--- Begin Dataset ---

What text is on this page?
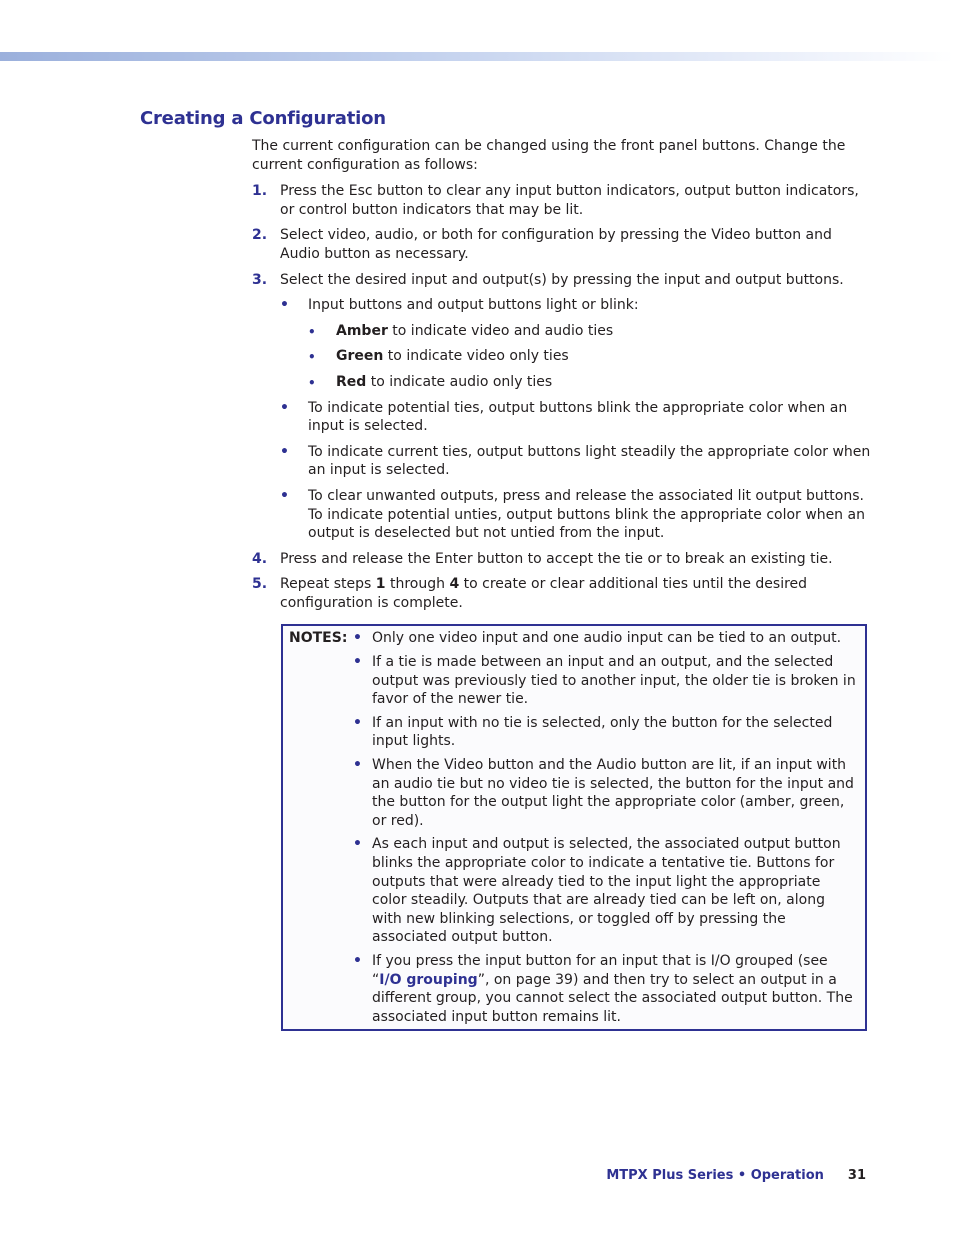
Creating a Configuration

The current configuration can be changed using the front panel buttons. Change the current configuration as follows:

1. Press the Esc button to clear any input button indicators, output button indicators, or control button indicators that may be lit.
2. Select video, audio, or both for configuration by pressing the Video button and Audio button as necessary.
3. Select the desired input and output(s) by pressing the input and output buttons.
• Input buttons and output buttons light or blink:
• Amber to indicate video and audio ties
• Green to indicate video only ties
• Red to indicate audio only ties
• To indicate potential ties, output buttons blink the appropriate color when an input is selected.
• To indicate current ties, output buttons light steadily the appropriate color when an input is selected.
• To clear unwanted outputs, press and release the associated lit output buttons. To indicate potential unties, output buttons blink the appropriate color when an output is deselected but not untied from the input.
4. Press and release the Enter button to accept the tie or to break an existing tie.
5. Repeat steps 1 through 4 to create or clear additional ties until the desired configuration is complete.
NOTES: • Only one video input and one audio input can be tied to an output.
• If a tie is made between an input and an output, and the selected output was previously tied to another input, the older tie is broken in favor of the newer tie.
• If an input with no tie is selected, only the button for the selected input lights.
• When the Video button and the Audio button are lit, if an input with an audio tie but no video tie is selected, the button for the input and the button for the output light the appropriate color (amber, green, or red).
• As each input and output is selected, the associated output button blinks the appropriate color to indicate a tentative tie. Buttons for outputs that were already tied to the input light the appropriate color steadily. Outputs that are already tied can be left on, along with new blinking selections, or toggled off by pressing the associated output button.
• If you press the input button for an input that is I/O grouped (see “I/O grouping”, on page 39) and then try to select an output in a different group, you cannot select the associated output button. The associated input button remains lit.
MTPX Plus Series • Operation 31
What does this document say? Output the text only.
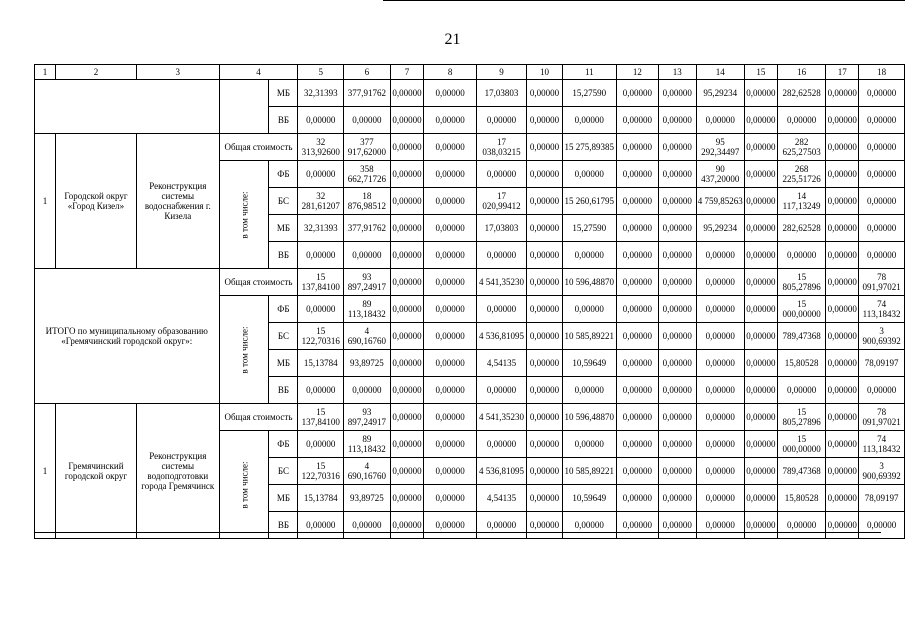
21
1	2	3	4		5	6	7	8	9	10	11	12	13	14	15	16	17	18
				МБ	32,31393	377,91762	0,00000	0,00000	17,03803	0,00000	15,27590	0,00000	0,00000	95,29234	0,00000	282,62528	0,00000	0,00000
				ВБ	0,00000	0,00000	0,00000	0,00000	0,00000	0,00000	0,00000	0,00000	0,00000	0,00000	0,00000	0,00000	0,00000	0,00000
1	Городской округ «Город Кизел»	Реконструкция системы водоснабжения г. Кизела	Общая стоимость		32 313,92600	377 917,62000	0,00000	0,00000	17 038,03215	0,00000	15 275,89385	0,00000	0,00000	95 292,34497	0,00000	282 625,27503	0,00000	0,00000
			в том числе:	ФБ	0,00000	358 662,71726	0,00000	0,00000	0,00000	0,00000	0,00000	0,00000	0,00000	90 437,20000	0,00000	268 225,51726	0,00000	0,00000
				БС	32 281,61207	18 876,98512	0,00000	0,00000	17 020,99412	0,00000	15 260,61795	0,00000	0,00000	4 759,85263	0,00000	14 117,13249	0,00000	0,00000
				МБ	32,31393	377,91762	0,00000	0,00000	17,03803	0,00000	15,27590	0,00000	0,00000	95,29234	0,00000	282,62528	0,00000	0,00000
				ВБ	0,00000	0,00000	0,00000	0,00000	0,00000	0,00000	0,00000	0,00000	0,00000	0,00000	0,00000	0,00000	0,00000	0,00000
ИТОГО по муниципальному образованию «Гремячинский городской округ»:			Общая стоимость		15 137,84100	93 897,24917	0,00000	0,00000	4 541,35230	0,00000	10 596,48870	0,00000	0,00000	0,00000	0,00000	15 805,27896	0,00000	78 091,97021
			в том числе:	ФБ	0,00000	89 113,18432	0,00000	0,00000	0,00000	0,00000	0,00000	0,00000	0,00000	0,00000	0,00000	15 000,00000	0,00000	74 113,18432
				БС	15 122,70316	4 690,16760	0,00000	0,00000	4 536,81095	0,00000	10 585,89221	0,00000	0,00000	0,00000	0,00000	789,47368	0,00000	3 900,69392
				МБ	15,13784	93,89725	0,00000	0,00000	4,54135	0,00000	10,59649	0,00000	0,00000	0,00000	0,00000	15,80528	0,00000	78,09197
				ВБ	0,00000	0,00000	0,00000	0,00000	0,00000	0,00000	0,00000	0,00000	0,00000	0,00000	0,00000	0,00000	0,00000	0,00000
1	Гремячинский городской округ	Реконструкция системы водоподготовки города Гремячинск	Общая стоимость		15 137,84100	93 897,24917	0,00000	0,00000	4 541,35230	0,00000	10 596,48870	0,00000	0,00000	0,00000	0,00000	15 805,27896	0,00000	78 091,97021
			в том числе:	ФБ	0,00000	89 113,18432	0,00000	0,00000	0,00000	0,00000	0,00000	0,00000	0,00000	0,00000	0,00000	15 000,00000	0,00000	74 113,18432
				БС	15 122,70316	4 690,16760	0,00000	0,00000	4 536,81095	0,00000	10 585,89221	0,00000	0,00000	0,00000	0,00000	789,47368	0,00000	3 900,69392
				МБ	15,13784	93,89725	0,00000	0,00000	4,54135	0,00000	10,59649	0,00000	0,00000	0,00000	0,00000	15,80528	0,00000	78,09197
				ВБ	0,00000	0,00000	0,00000	0,00000	0,00000	0,00000	0,00000	0,00000	0,00000	0,00000	0,00000	0,00000	0,00000	0,00000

--- End Dataset ---

* **Short problem**
Each entry above should be reproduced exactly, with the pictures removed.

* **Exercise result**
What text is on this page?
Creating a Configuration

The current configuration can be changed using the front panel buttons. Change the current configuration as follows:

1. Press the Esc button to clear any input button indicators, output button indicators, or control button indicators that may be lit.
2. Select video, audio, or both for configuration by pressing the Video button and Audio button as necessary.
3. Select the desired input and output(s) by pressing the input and output buttons.
• Input buttons and output buttons light or blink:
• Amber to indicate video and audio ties
• Green to indicate video only ties
• Red to indicate audio only ties
• To indicate potential ties, output buttons blink the appropriate color when an input is selected.
• To indicate current ties, output buttons light steadily the appropriate color when an input is selected.
• To clear unwanted outputs, press and release the associated lit output buttons. To indicate potential unties, output buttons blink the appropriate color when an output is deselected but not untied from the input.
4. Press and release the Enter button to accept the tie or to break an existing tie.
5. Repeat steps 1 through 4 to create or clear additional ties until the desired configuration is complete.
NOTES: • Only one video input and one audio input can be tied to an output.
• If a tie is made between an input and an output, and the selected output was previously tied to another input, the older tie is broken in favor of the newer tie.
• If an input with no tie is selected, only the button for the selected input lights.
• When the Video button and the Audio button are lit, if an input with an audio tie but no video tie is selected, the button for the input and the button for the output light the appropriate color (amber, green, or red).
• As each input and output is selected, the associated output button blinks the appropriate color to indicate a tentative tie. Buttons for outputs that were already tied to the input light the appropriate color steadily. Outputs that are already tied can be left on, along with new blinking selections, or toggled off by pressing the associated output button.
• If you press the input button for an input that is I/O grouped (see “I/O grouping”, on page 39) and then try to select an output in a different group, you cannot select the associated output button. The associated input button remains lit.
MTPX Plus Series • Operation 31
What does this document say? Output the text only.
21
1	2	3	4		5	6	7	8	9	10	11	12	13	14	15	16	17	18
				МБ	32,31393	377,91762	0,00000	0,00000	17,03803	0,00000	15,27590	0,00000	0,00000	95,29234	0,00000	282,62528	0,00000	0,00000
				ВБ	0,00000	0,00000	0,00000	0,00000	0,00000	0,00000	0,00000	0,00000	0,00000	0,00000	0,00000	0,00000	0,00000	0,00000
1	Городской округ «Город Кизел»	Реконструкция системы водоснабжения г. Кизела	Общая стоимость		32 313,92600	377 917,62000	0,00000	0,00000	17 038,03215	0,00000	15 275,89385	0,00000	0,00000	95 292,34497	0,00000	282 625,27503	0,00000	0,00000
			в том числе:	ФБ	0,00000	358 662,71726	0,00000	0,00000	0,00000	0,00000	0,00000	0,00000	0,00000	90 437,20000	0,00000	268 225,51726	0,00000	0,00000
				БС	32 281,61207	18 876,98512	0,00000	0,00000	17 020,99412	0,00000	15 260,61795	0,00000	0,00000	4 759,85263	0,00000	14 117,13249	0,00000	0,00000
				МБ	32,31393	377,91762	0,00000	0,00000	17,03803	0,00000	15,27590	0,00000	0,00000	95,29234	0,00000	282,62528	0,00000	0,00000
				ВБ	0,00000	0,00000	0,00000	0,00000	0,00000	0,00000	0,00000	0,00000	0,00000	0,00000	0,00000	0,00000	0,00000	0,00000
ИТОГО по муниципальному образованию «Гремячинский городской округ»:			Общая стоимость		15 137,84100	93 897,24917	0,00000	0,00000	4 541,35230	0,00000	10 596,48870	0,00000	0,00000	0,00000	0,00000	15 805,27896	0,00000	78 091,97021
			в том числе:	ФБ	0,00000	89 113,18432	0,00000	0,00000	0,00000	0,00000	0,00000	0,00000	0,00000	0,00000	0,00000	15 000,00000	0,00000	74 113,18432
				БС	15 122,70316	4 690,16760	0,00000	0,00000	4 536,81095	0,00000	10 585,89221	0,00000	0,00000	0,00000	0,00000	789,47368	0,00000	3 900,69392
				МБ	15,13784	93,89725	0,00000	0,00000	4,54135	0,00000	10,59649	0,00000	0,00000	0,00000	0,00000	15,80528	0,00000	78,09197
				ВБ	0,00000	0,00000	0,00000	0,00000	0,00000	0,00000	0,00000	0,00000	0,00000	0,00000	0,00000	0,00000	0,00000	0,00000
1	Гремячинский городской округ	Реконструкция системы водоподготовки города Гремячинск	Общая стоимость		15 137,84100	93 897,24917	0,00000	0,00000	4 541,35230	0,00000	10 596,48870	0,00000	0,00000	0,00000	0,00000	15 805,27896	0,00000	78 091,97021
			в том числе:	ФБ	0,00000	89 113,18432	0,00000	0,00000	0,00000	0,00000	0,00000	0,00000	0,00000	0,00000	0,00000	15 000,00000	0,00000	74 113,18432
				БС	15 122,70316	4 690,16760	0,00000	0,00000	4 536,81095	0,00000	10 585,89221	0,00000	0,00000	0,00000	0,00000	789,47368	0,00000	3 900,69392
				МБ	15,13784	93,89725	0,00000	0,00000	4,54135	0,00000	10,59649	0,00000	0,00000	0,00000	0,00000	15,80528	0,00000	78,09197
				ВБ	0,00000	0,00000	0,00000	0,00000	0,00000	0,00000	0,00000	0,00000	0,00000	0,00000	0,00000	0,00000	0,00000	0,00000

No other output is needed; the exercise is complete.